→ **YOUR GOAL**: Copy each line exactly. Leave nothing out.

→ **MATERIAL**:
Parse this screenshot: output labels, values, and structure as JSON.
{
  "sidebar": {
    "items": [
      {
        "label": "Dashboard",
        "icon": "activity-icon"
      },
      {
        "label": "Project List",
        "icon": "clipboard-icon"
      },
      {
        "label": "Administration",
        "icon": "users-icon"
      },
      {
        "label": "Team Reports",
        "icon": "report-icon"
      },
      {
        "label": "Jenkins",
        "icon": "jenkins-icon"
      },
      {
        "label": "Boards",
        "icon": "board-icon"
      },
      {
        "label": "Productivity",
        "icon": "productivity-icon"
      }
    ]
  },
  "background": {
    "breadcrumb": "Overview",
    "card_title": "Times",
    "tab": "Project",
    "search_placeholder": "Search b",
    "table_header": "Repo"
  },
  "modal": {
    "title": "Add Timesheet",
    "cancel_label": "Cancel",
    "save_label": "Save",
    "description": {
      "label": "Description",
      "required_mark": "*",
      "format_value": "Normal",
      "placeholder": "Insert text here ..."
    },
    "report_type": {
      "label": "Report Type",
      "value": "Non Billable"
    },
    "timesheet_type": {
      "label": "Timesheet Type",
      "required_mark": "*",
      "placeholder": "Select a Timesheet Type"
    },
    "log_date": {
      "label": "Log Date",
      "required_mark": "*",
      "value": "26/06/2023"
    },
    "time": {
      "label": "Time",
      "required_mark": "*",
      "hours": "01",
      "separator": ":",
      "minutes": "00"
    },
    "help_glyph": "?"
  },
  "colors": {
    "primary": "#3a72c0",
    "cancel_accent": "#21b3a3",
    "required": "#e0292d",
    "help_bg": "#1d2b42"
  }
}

→ **SOLUTION**:
Parse this screenshot: output labels, values, and structure as JSON.
{
  "sidebar": {
    "items": [
      {
        "label": "Dashboard",
        "icon": "activity-icon"
      },
      {
        "label": "Project List",
        "icon": "clipboard-icon"
      },
      {
        "label": "Administration",
        "icon": "users-icon"
      },
      {
        "label": "Team Reports",
        "icon": "report-icon"
      },
      {
        "label": "Jenkins",
        "icon": "jenkins-icon"
      },
      {
        "label": "Boards",
        "icon": "board-icon"
      },
      {
        "label": "Productivity",
        "icon": "productivity-icon"
      }
    ]
  },
  "background": {
    "breadcrumb": "Overview",
    "card_title": "Times",
    "tab": "Project",
    "search_placeholder": "Search b",
    "table_header": "Repo"
  },
  "modal": {
    "title": "Add Timesheet",
    "cancel_label": "Cancel",
    "save_label": "Save",
    "description": {
      "label": "Description",
      "required_mark": "*",
      "format_value": "Normal",
      "placeholder": "Insert text here ..."
    },
    "report_type": {
      "label": "Report Type",
      "value": "Non Billable"
    },
    "timesheet_type": {
      "label": "Timesheet Type",
      "required_mark": "*",
      "placeholder": "Select a Timesheet Type"
    },
    "log_date": {
      "label": "Log Date",
      "required_mark": "*",
      "value": "26/06/2023"
    },
    "time": {
      "label": "Time",
      "required_mark": "*",
      "hours": "01",
      "separator": ":",
      "minutes": "00"
    },
    "help_glyph": "?"
  },
  "colors": {
    "primary": "#3a72c0",
    "cancel_accent": "#21b3a3",
    "required": "#e0292d",
    "help_bg": "#1d2b42"
  }
}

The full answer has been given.